:: Available records

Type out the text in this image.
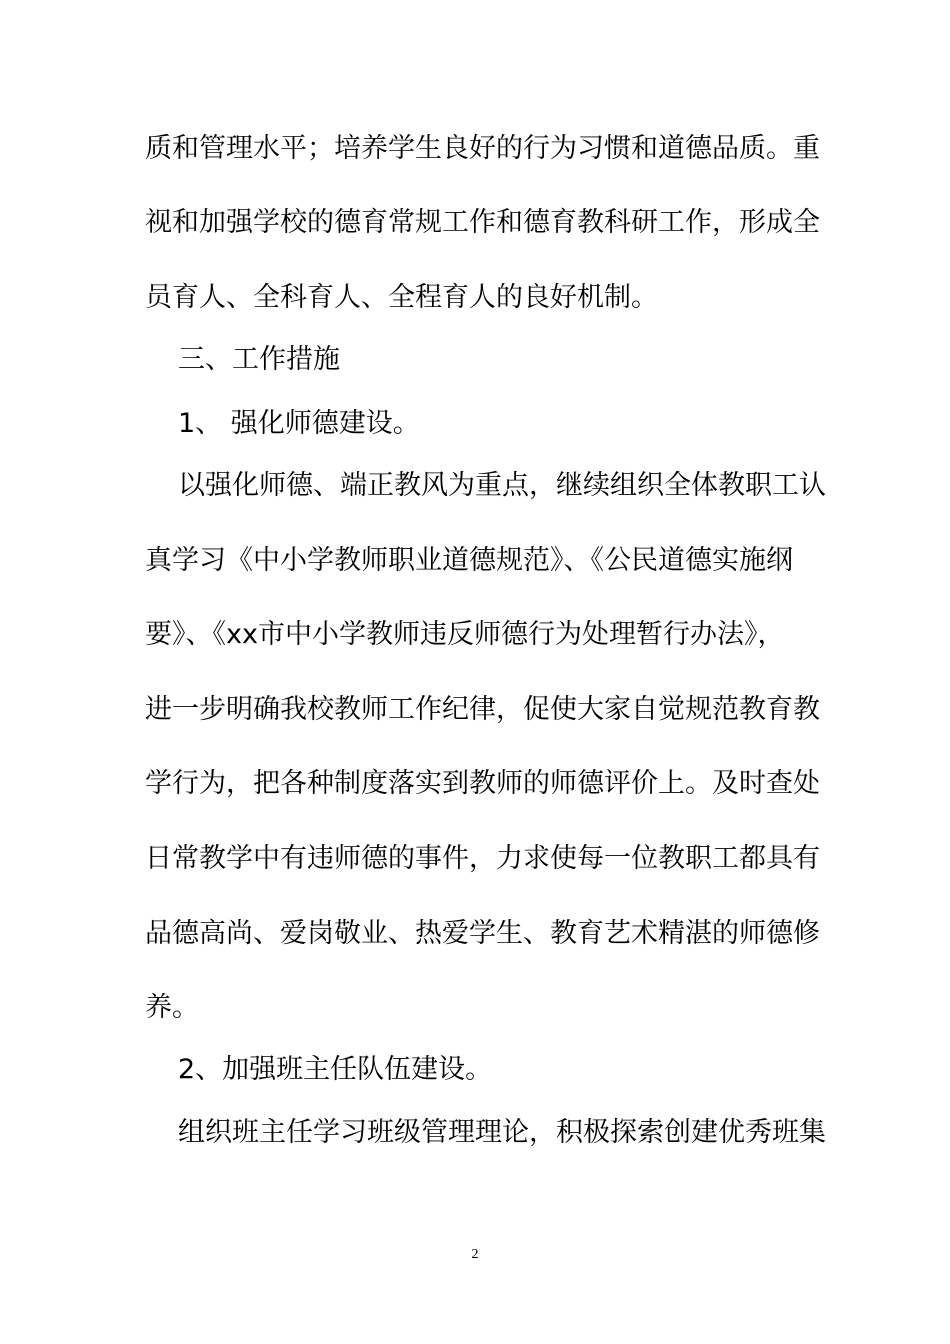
质和管理水平；培养学生良好的行为习惯和道德品质。重
视和加强学校的德育常规工作和德育教科研工作，形成全
员育人、全科育人、全程育人的良好机制。
三、工作措施
1、 强化师德建设。
以强化师德、端正教风为重点，继续组织全体教职工认
真学习《中小学教师职业道德规范》、《公民道德实施纲
要》、《xx市中小学教师违反师德行为处理暂行办法》，
进一步明确我校教师工作纪律，促使大家自觉规范教育教
学行为，把各种制度落实到教师的师德评价上。及时查处
日常教学中有违师德的事件，力求使每一位教职工都具有
品德高尚、爱岗敬业、热爱学生、教育艺术精湛的师德修
养。
2、加强班主任队伍建设。
组织班主任学习班级管理理论，积极探索创建优秀班集
2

::::

• _Stated exercise_
Any pictures should be dropped; transcribe the rest of the records above exactly.

• _Correct output_
Type out the text in this image.
质和管理水平；培养学生良好的行为习惯和道德品质。重
视和加强学校的德育常规工作和德育教科研工作，形成全
员育人、全科育人、全程育人的良好机制。
三、工作措施
1、 强化师德建设。
以强化师德、端正教风为重点，继续组织全体教职工认
真学习《中小学教师职业道德规范》、《公民道德实施纲
要》、《xx市中小学教师违反师德行为处理暂行办法》，
进一步明确我校教师工作纪律，促使大家自觉规范教育教
学行为，把各种制度落实到教师的师德评价上。及时查处
日常教学中有违师德的事件，力求使每一位教职工都具有
品德高尚、爱岗敬业、热爱学生、教育艺术精湛的师德修
养。
2、加强班主任队伍建设。
组织班主任学习班级管理理论，积极探索创建优秀班集
2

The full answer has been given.